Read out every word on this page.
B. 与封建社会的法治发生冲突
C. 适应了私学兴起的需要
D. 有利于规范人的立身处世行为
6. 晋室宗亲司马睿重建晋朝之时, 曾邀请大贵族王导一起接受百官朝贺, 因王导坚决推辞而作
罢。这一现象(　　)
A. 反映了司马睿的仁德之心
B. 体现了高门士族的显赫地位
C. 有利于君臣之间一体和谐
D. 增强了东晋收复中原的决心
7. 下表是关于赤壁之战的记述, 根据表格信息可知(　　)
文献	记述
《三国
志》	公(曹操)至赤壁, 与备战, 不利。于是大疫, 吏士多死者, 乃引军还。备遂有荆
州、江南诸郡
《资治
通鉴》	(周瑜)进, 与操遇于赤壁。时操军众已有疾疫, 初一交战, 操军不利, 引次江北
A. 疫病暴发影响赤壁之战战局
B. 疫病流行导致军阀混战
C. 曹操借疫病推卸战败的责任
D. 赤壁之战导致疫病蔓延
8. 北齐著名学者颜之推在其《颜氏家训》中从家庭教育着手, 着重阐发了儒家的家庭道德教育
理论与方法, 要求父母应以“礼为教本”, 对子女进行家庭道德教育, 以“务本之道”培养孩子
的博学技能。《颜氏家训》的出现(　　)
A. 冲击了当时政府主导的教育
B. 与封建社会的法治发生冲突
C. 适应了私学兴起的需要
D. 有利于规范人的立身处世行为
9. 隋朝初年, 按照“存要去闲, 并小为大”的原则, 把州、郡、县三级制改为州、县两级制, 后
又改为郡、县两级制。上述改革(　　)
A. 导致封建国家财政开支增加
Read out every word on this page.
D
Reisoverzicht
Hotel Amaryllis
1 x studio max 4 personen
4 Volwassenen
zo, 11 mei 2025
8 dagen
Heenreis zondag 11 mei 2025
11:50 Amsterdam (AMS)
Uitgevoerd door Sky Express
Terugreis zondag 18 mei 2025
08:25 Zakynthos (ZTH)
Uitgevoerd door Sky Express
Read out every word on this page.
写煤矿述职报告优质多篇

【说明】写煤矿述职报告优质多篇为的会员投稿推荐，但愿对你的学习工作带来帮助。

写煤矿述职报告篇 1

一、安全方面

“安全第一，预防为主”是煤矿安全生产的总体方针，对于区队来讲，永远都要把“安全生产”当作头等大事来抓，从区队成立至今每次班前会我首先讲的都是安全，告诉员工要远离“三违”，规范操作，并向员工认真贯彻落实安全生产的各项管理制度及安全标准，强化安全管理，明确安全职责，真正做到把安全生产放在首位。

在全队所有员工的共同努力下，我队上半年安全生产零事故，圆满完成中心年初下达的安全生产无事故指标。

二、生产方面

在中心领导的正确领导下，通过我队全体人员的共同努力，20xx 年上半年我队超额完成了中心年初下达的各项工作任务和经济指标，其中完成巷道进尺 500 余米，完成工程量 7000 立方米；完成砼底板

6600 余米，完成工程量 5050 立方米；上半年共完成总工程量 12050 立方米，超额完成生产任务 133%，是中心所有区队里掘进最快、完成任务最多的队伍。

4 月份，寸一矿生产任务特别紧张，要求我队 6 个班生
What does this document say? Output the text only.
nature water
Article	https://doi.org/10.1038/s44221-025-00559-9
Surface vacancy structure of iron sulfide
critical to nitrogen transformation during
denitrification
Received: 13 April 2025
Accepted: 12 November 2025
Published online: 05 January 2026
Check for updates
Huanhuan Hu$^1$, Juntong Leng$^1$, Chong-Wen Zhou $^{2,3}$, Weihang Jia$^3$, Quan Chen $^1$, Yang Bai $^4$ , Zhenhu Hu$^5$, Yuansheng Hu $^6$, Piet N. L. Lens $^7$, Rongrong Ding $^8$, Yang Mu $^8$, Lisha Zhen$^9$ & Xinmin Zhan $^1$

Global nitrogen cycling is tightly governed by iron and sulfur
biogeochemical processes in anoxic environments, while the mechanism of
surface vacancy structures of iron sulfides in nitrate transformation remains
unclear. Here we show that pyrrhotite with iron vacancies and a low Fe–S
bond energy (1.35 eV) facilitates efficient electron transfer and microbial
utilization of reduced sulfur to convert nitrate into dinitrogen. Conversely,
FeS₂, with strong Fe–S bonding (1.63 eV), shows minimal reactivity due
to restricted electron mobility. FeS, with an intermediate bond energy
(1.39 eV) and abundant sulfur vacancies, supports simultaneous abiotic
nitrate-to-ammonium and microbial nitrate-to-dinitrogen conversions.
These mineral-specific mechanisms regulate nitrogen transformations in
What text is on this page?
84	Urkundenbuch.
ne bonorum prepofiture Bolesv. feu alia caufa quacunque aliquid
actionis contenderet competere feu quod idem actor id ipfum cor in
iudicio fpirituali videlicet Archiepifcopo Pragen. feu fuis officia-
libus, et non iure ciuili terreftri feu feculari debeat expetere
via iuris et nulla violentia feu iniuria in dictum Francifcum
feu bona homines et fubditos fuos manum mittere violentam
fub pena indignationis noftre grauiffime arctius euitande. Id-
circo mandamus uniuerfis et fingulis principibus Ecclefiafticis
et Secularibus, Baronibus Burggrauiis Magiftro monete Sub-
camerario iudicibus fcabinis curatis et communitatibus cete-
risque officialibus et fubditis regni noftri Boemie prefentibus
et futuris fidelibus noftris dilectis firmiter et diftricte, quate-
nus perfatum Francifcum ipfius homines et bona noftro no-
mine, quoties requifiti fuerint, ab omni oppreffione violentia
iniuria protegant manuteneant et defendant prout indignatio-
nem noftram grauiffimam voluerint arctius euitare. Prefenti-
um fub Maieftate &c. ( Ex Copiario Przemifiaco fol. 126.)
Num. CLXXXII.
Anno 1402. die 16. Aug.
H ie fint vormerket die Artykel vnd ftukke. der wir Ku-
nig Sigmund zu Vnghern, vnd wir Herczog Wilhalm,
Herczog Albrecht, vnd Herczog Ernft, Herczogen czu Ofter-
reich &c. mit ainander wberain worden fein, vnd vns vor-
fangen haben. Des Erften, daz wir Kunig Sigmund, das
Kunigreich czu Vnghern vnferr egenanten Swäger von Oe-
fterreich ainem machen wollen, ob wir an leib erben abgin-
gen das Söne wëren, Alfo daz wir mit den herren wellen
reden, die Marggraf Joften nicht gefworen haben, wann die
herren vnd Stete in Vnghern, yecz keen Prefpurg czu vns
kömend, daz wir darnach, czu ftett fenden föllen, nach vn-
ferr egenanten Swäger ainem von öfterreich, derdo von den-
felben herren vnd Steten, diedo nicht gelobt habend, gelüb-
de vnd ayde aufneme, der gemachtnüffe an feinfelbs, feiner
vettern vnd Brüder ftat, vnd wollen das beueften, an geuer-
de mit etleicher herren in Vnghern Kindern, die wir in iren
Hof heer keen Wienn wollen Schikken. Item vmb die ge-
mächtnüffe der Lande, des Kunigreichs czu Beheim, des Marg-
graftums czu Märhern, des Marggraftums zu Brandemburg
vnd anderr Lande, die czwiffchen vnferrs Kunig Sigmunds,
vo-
· · · · ·
- _What to produce_
Your task is to gather every line with the word "zondag" and copy it.

- _Task output_
Heenreis zondag 11 mei 2025
Terugreis zondag 18 mei 2025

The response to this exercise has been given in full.